• REQUIREMENT:
Can you pull out each line of the data below that includes the word "user"?

BEGIN GIVEN INFORMATION

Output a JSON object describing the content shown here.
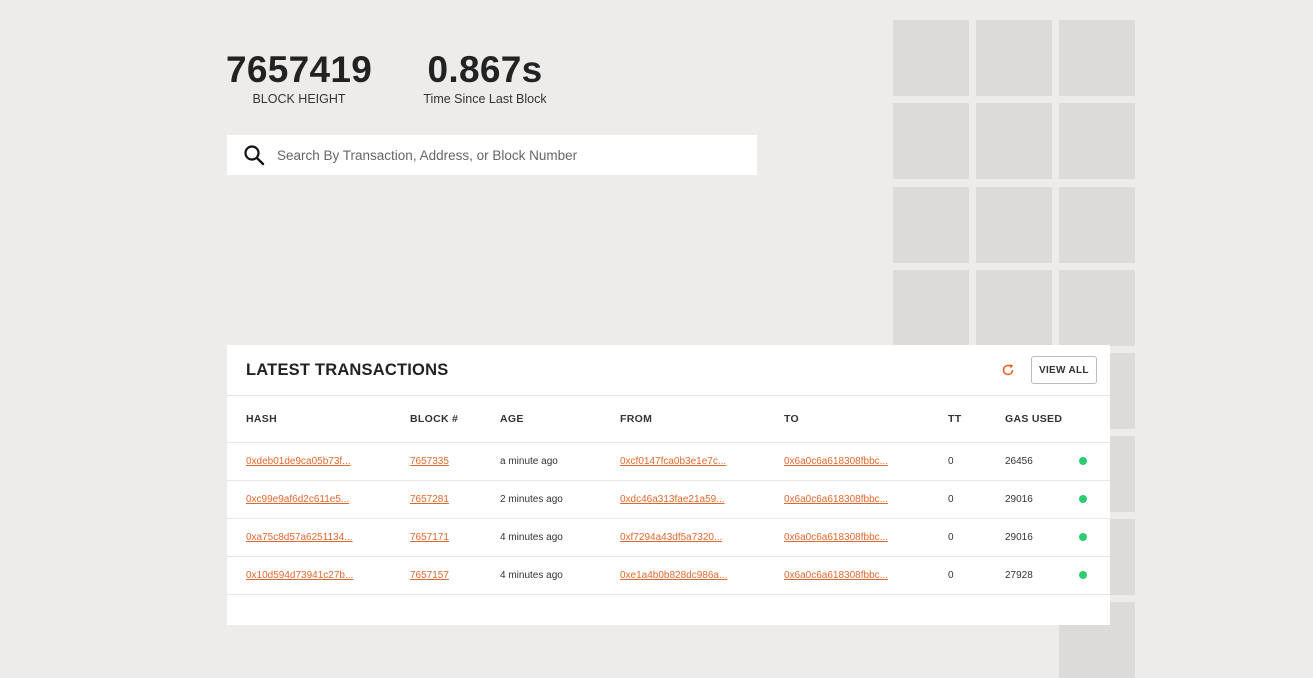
{
  "stats": {
    "block_height": {
      "value": "7657419",
      "label": "BLOCK HEIGHT"
    },
    "time_since": {
      "value": "0.867s",
      "label": "Time Since Last Block"
    }
  },
  "search": {
    "placeholder": "Search By Transaction, Address, or Block Number",
    "icon": "search-icon"
  },
  "transactions": {
    "title": "LATEST TRANSACTIONS",
    "refresh_icon": "refresh-icon",
    "view_all": "VIEW ALL",
    "columns": {
      "hash": "HASH",
      "block": "BLOCK #",
      "age": "AGE",
      "from": "FROM",
      "to": "TO",
      "tt": "TT",
      "gas": "GAS USED"
    },
    "rows": [
      {
        "hash": "0xdeb01de9ca05b73f...",
        "block": "7657335",
        "age": "a minute ago",
        "from": "0xcf0147fca0b3e1e7c...",
        "to": "0x6a0c6a618308fbbc...",
        "tt": "0",
        "gas": "26456",
        "status": "success"
      },
      {
        "hash": "0xc99e9af6d2c611e5...",
        "block": "7657281",
        "age": "2 minutes ago",
        "from": "0xdc46a313fae21a59...",
        "to": "0x6a0c6a618308fbbc...",
        "tt": "0",
        "gas": "29016",
        "status": "success"
      },
      {
        "hash": "0xa75c8d57a6251134...",
        "block": "7657171",
        "age": "4 minutes ago",
        "from": "0xf7294a43df5a7320...",
        "to": "0x6a0c6a618308fbbc...",
        "tt": "0",
        "gas": "29016",
        "status": "success"
      },
      {
        "hash": "0x10d594d73941c27b...",
        "block": "7657157",
        "age": "4 minutes ago",
        "from": "0xe1a4b0b828dc986a...",
        "to": "0x6a0c6a618308fbbc...",
        "tt": "0",
        "gas": "27928",
        "status": "success"
      }
    ]
  },
  "colors": {
    "accent": "#e1682d",
    "success": "#2ecc71",
    "background": "#edecea",
    "tile": "#dcdbd9"
  }
}
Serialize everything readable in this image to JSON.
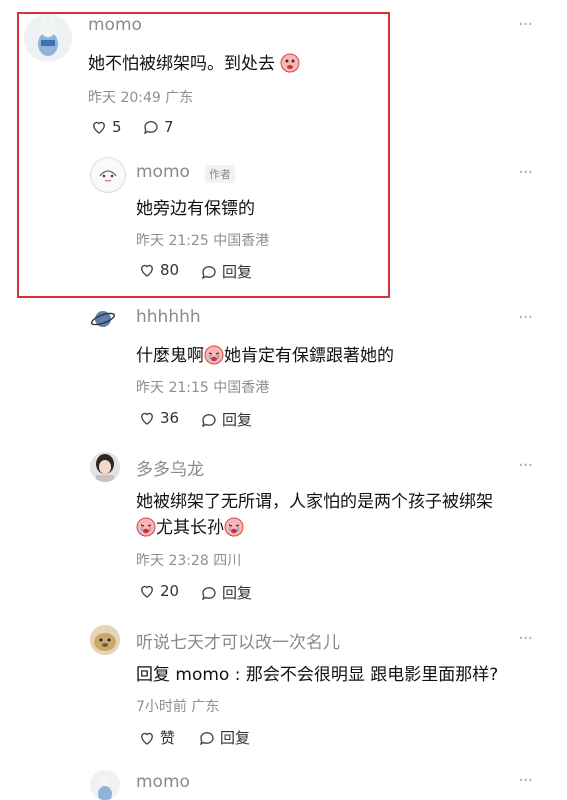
{
  "comments": [
    {
      "user": "momo",
      "text": "她不怕被绑架吗。到处去",
      "time": "昨天 20:49",
      "location": "广东",
      "likes": "5",
      "replies": "7",
      "reply": {
        "user": "momo",
        "author_tag": "作者",
        "text": "她旁边有保镖的",
        "time": "昨天 21:25",
        "location": "中国香港",
        "likes": "80",
        "reply_label": "回复"
      }
    },
    {
      "user": "hhhhhh",
      "text": "什麼鬼啊",
      "text2": "她肯定有保鏢跟著她的",
      "time": "昨天 21:15",
      "location": "中国香港",
      "likes": "36",
      "reply_label": "回复"
    },
    {
      "user": "多多乌龙",
      "text": "她被绑架了无所谓，人家怕的是两个孩子被绑架",
      "text_line2": "尤其长孙",
      "time": "昨天 23:28",
      "location": "四川",
      "likes": "20",
      "reply_label": "回复"
    },
    {
      "user": "听说七天才可以改一次名儿",
      "text": "回复 momo : 那会不会很明显 跟电影里面那样?",
      "time": "7小时前",
      "location": "广东",
      "likes": "赞",
      "reply_label": "回复"
    },
    {
      "user": "momo"
    }
  ],
  "colors": {
    "highlight_border": "#d8323a",
    "name": "#8a8a8a",
    "meta": "#8f8f8f"
  },
  "icons": [
    "heart-icon",
    "comment-bubble-icon",
    "more-dots-icon",
    "crying-face-emoji"
  ]
}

END GIVEN INFORMATION

• RESULT BELOW:
      "user": "momo",
        "user": "momo",
      "user": "hhhhhh",
      "user": "多多乌龙",
      "user": "听说七天才可以改一次名儿",
      "user": "momo"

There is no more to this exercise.